Would you set down every entry shown below, precisely as written?

* start Task inputs *

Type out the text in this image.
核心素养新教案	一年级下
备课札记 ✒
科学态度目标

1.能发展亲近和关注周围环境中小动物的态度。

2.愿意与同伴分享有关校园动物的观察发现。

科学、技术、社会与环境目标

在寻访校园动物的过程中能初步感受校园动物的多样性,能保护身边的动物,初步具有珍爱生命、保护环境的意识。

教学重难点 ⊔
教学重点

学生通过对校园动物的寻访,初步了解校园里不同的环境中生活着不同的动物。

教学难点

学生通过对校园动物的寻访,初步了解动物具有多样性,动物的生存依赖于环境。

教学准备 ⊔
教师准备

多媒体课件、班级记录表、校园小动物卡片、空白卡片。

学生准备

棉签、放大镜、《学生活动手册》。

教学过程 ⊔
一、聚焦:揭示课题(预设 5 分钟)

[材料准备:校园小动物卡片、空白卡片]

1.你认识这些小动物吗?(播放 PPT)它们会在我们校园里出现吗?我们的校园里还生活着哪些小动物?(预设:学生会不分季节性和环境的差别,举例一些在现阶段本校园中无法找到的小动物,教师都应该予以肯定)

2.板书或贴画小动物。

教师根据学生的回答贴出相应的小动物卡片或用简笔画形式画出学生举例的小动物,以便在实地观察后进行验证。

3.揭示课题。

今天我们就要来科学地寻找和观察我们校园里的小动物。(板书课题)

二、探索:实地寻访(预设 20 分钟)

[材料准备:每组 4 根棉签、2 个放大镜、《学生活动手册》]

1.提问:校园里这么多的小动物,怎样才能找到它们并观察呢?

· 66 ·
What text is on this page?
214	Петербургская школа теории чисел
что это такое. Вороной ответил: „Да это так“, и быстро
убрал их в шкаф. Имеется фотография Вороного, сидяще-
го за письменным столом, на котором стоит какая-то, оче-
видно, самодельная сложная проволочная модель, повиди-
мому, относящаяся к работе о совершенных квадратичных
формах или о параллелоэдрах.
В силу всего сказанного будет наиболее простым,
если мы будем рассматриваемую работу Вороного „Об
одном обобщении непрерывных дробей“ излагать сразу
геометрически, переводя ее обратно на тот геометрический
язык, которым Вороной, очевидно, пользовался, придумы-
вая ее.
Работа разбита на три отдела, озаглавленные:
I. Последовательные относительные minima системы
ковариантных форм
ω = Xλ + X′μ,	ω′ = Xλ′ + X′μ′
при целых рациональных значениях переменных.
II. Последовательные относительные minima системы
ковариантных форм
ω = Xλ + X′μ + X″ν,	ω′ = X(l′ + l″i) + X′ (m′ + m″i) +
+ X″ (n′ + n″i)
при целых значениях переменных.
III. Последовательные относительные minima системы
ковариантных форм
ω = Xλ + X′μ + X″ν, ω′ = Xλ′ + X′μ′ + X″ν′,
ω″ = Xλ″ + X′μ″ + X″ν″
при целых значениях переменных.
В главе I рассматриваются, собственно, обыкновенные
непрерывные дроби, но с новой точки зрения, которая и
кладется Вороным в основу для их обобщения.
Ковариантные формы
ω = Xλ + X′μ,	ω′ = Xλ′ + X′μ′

* end Task inputs *

Written solution.
Type out the text in this image.
核心素养新教案	一年级下
备课札记 ✒
科学态度目标

1.能发展亲近和关注周围环境中小动物的态度。

2.愿意与同伴分享有关校园动物的观察发现。

科学、技术、社会与环境目标

在寻访校园动物的过程中能初步感受校园动物的多样性,能保护身边的动物,初步具有珍爱生命、保护环境的意识。

教学重难点 ⊔
教学重点

学生通过对校园动物的寻访,初步了解校园里不同的环境中生活着不同的动物。

教学难点

学生通过对校园动物的寻访,初步了解动物具有多样性,动物的生存依赖于环境。

教学准备 ⊔
教师准备

多媒体课件、班级记录表、校园小动物卡片、空白卡片。

学生准备

棉签、放大镜、《学生活动手册》。

教学过程 ⊔
一、聚焦:揭示课题(预设 5 分钟)

[材料准备:校园小动物卡片、空白卡片]

1.你认识这些小动物吗?(播放 PPT)它们会在我们校园里出现吗?我们的校园里还生活着哪些小动物?(预设:学生会不分季节性和环境的差别,举例一些在现阶段本校园中无法找到的小动物,教师都应该予以肯定)

2.板书或贴画小动物。

教师根据学生的回答贴出相应的小动物卡片或用简笔画形式画出学生举例的小动物,以便在实地观察后进行验证。

3.揭示课题。

今天我们就要来科学地寻找和观察我们校园里的小动物。(板书课题)

二、探索:实地寻访(预设 20 分钟)

[材料准备:每组 4 根棉签、2 个放大镜、《学生活动手册》]

1.提问:校园里这么多的小动物,怎样才能找到它们并观察呢?

· 66 ·
What text is on this page?
214	Петербургская школа теории чисел
что это такое. Вороной ответил: „Да это так“, и быстро
убрал их в шкаф. Имеется фотография Вороного, сидяще-
го за письменным столом, на котором стоит какая-то, оче-
видно, самодельная сложная проволочная модель, повиди-
мому, относящаяся к работе о совершенных квадратичных
формах или о параллелоэдрах.
В силу всего сказанного будет наиболее простым,
если мы будем рассматриваемую работу Вороного „Об
одном обобщении непрерывных дробей“ излагать сразу
геометрически, переводя ее обратно на тот геометрический
язык, которым Вороной, очевидно, пользовался, придумы-
вая ее.
Работа разбита на три отдела, озаглавленные:
I. Последовательные относительные minima системы
ковариантных форм
ω = Xλ + X′μ,	ω′ = Xλ′ + X′μ′
при целых рациональных значениях переменных.
II. Последовательные относительные minima системы
ковариантных форм
ω = Xλ + X′μ + X″ν,	ω′ = X(l′ + l″i) + X′ (m′ + m″i) +
+ X″ (n′ + n″i)
при целых значениях переменных.
III. Последовательные относительные minima системы
ковариантных форм
ω = Xλ + X′μ + X″ν, ω′ = Xλ′ + X′μ′ + X″ν′,
ω″ = Xλ″ + X′μ″ + X″ν″
при целых значениях переменных.
В главе I рассматриваются, собственно, обыкновенные
непрерывные дроби, но с новой точки зрения, которая и
кладется Вороным в основу для их обобщения.
Ковариантные формы
ω = Xλ + X′μ,	ω′ = Xλ′ + X′μ′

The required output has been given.